**WHAT YOU NEED TO DO**
Identify each line holding the string "avoir" and copy it.

Dataset items:
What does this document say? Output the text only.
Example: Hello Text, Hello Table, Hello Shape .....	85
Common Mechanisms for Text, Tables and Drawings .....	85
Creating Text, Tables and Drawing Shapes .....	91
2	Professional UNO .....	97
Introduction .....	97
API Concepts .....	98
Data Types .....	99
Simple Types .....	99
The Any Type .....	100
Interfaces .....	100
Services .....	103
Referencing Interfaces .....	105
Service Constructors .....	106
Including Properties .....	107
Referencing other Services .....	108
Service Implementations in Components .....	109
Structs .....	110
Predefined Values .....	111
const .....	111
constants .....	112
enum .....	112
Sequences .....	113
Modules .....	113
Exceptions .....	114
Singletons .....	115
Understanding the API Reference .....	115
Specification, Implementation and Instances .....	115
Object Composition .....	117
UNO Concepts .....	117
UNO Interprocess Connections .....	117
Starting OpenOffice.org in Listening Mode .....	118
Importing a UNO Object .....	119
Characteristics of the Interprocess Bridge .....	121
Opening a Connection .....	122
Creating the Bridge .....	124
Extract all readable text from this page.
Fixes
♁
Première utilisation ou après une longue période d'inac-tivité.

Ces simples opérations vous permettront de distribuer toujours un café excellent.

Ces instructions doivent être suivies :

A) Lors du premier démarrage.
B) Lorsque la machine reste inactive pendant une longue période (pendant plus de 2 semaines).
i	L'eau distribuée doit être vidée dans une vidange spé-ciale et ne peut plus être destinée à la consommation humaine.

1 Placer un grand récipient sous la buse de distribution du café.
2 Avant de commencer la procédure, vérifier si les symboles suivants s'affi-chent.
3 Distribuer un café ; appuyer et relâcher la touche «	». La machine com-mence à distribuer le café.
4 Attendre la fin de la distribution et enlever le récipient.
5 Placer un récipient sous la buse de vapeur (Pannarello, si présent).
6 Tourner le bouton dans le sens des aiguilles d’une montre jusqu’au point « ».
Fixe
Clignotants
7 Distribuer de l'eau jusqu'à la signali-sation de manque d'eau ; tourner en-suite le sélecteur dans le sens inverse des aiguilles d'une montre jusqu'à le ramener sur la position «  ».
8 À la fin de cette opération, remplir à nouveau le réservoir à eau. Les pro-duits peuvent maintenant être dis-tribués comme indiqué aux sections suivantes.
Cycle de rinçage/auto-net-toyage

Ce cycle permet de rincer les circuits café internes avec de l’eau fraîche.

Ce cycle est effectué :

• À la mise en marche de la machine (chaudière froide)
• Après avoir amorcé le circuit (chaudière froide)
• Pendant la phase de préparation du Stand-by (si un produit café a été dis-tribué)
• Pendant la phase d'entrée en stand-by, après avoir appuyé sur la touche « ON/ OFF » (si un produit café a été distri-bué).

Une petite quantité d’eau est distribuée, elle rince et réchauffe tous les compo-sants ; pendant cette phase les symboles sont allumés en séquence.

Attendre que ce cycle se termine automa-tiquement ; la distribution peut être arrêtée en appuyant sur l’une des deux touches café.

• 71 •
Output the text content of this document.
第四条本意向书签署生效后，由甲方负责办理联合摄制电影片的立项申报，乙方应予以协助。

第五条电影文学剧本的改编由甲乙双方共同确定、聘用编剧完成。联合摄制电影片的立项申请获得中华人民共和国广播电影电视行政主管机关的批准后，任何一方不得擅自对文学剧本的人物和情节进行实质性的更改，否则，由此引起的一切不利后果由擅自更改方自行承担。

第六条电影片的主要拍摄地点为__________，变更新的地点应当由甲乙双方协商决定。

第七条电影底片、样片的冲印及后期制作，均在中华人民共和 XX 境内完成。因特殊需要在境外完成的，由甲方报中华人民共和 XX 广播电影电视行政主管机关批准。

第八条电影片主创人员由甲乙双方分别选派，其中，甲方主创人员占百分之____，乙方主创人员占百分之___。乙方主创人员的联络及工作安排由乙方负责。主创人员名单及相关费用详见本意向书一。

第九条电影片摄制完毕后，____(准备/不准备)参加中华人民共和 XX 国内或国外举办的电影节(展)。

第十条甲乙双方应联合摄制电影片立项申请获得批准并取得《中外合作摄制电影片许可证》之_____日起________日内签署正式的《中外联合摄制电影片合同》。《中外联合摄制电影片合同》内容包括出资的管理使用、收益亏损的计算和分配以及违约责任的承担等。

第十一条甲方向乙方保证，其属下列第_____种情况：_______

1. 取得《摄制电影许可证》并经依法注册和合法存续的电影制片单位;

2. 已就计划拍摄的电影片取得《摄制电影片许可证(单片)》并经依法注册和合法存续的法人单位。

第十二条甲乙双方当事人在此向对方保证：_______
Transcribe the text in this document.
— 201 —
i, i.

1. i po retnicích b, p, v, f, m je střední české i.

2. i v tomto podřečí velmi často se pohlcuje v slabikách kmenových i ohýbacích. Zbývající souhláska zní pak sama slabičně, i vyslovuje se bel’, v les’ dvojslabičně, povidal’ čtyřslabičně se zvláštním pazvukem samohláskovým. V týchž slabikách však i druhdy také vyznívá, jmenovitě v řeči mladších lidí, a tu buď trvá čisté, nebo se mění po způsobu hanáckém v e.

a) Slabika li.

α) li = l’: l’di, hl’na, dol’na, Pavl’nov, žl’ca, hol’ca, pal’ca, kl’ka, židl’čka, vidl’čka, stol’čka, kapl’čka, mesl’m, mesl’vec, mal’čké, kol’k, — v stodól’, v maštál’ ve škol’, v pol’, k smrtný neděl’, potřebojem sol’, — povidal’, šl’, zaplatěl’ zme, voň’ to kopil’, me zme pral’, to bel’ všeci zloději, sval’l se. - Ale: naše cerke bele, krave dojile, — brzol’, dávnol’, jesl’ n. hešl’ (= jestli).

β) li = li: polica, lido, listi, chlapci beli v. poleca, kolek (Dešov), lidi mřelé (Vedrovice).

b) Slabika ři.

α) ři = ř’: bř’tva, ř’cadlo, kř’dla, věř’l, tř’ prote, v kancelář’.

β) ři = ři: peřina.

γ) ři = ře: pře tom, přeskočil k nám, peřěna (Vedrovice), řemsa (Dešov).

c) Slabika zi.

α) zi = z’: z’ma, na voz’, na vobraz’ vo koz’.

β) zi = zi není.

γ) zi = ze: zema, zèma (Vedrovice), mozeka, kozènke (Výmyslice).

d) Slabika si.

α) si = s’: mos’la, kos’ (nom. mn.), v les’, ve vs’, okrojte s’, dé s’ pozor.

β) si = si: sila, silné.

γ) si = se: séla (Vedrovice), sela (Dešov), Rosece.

**FINISHED EXERCISE**
• Après avoir amorcé le circuit (chaudière froide)
• Pendant la phase d'entrée en stand-by, après avoir appuyé sur la touche « ON/ OFF » (si un produit café a été distri-bué).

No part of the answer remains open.